[Saved entries]
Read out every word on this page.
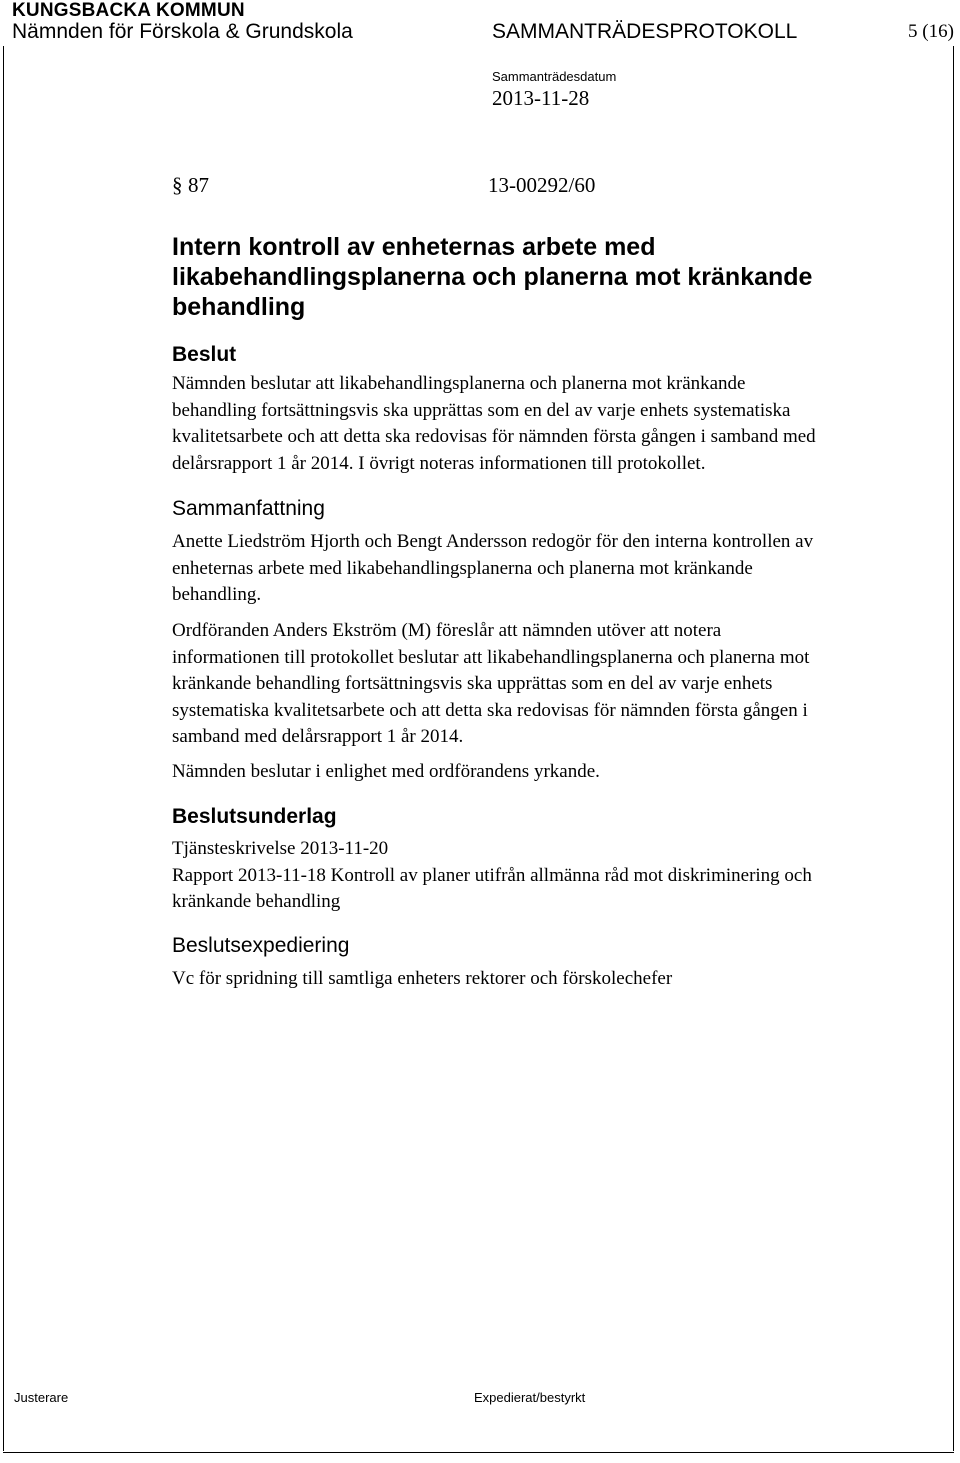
KUNGSBACKA KOMMUN
Nämnden för Förskola & Grundskola	SAMMANTRÄDESPROTOKOLL	5 (16)
Sammanträdesdatum
2013-11-28
§ 87	13-00292/60
Intern kontroll av enheternas arbete med
likabehandlingsplanerna och planerna mot kränkande
behandling
Beslut
Nämnden beslutar att likabehandlingsplanerna och planerna mot kränkande
behandling fortsättningsvis ska upprättas som en del av varje enhets systematiska
kvalitetsarbete och att detta ska redovisas för nämnden första gången i samband med
delårsrapport 1 år 2014. I övrigt noteras informationen till protokollet.
Sammanfattning
Anette Liedström Hjorth och Bengt Andersson redogör för den interna kontrollen av
enheternas arbete med likabehandlingsplanerna och planerna mot kränkande
behandling.
Ordföranden Anders Ekström (M) föreslår att nämnden utöver att notera
informationen till protokollet beslutar att likabehandlingsplanerna och planerna mot
kränkande behandling fortsättningsvis ska upprättas som en del av varje enhets
systematiska kvalitetsarbete och att detta ska redovisas för nämnden första gången i
samband med delårsrapport 1 år 2014.
Nämnden beslutar i enlighet med ordförandens yrkande.
Beslutsunderlag
Tjänsteskrivelse 2013-11-20
Rapport 2013-11-18 Kontroll av planer utifrån allmänna råd mot diskriminering och
kränkande behandling
Beslutsexpediering
Vc för spridning till samtliga enheters rektorer och förskolechefer
Justerare	Expedierat/bestyrkt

> **What you are asked to do**
Each line with the string "upprättas" in it needs to be found and copied.

> **Completed exercise**
behandling fortsättningsvis ska upprättas som en del av varje enhets systematiska
kränkande behandling fortsättningsvis ska upprättas som en del av varje enhets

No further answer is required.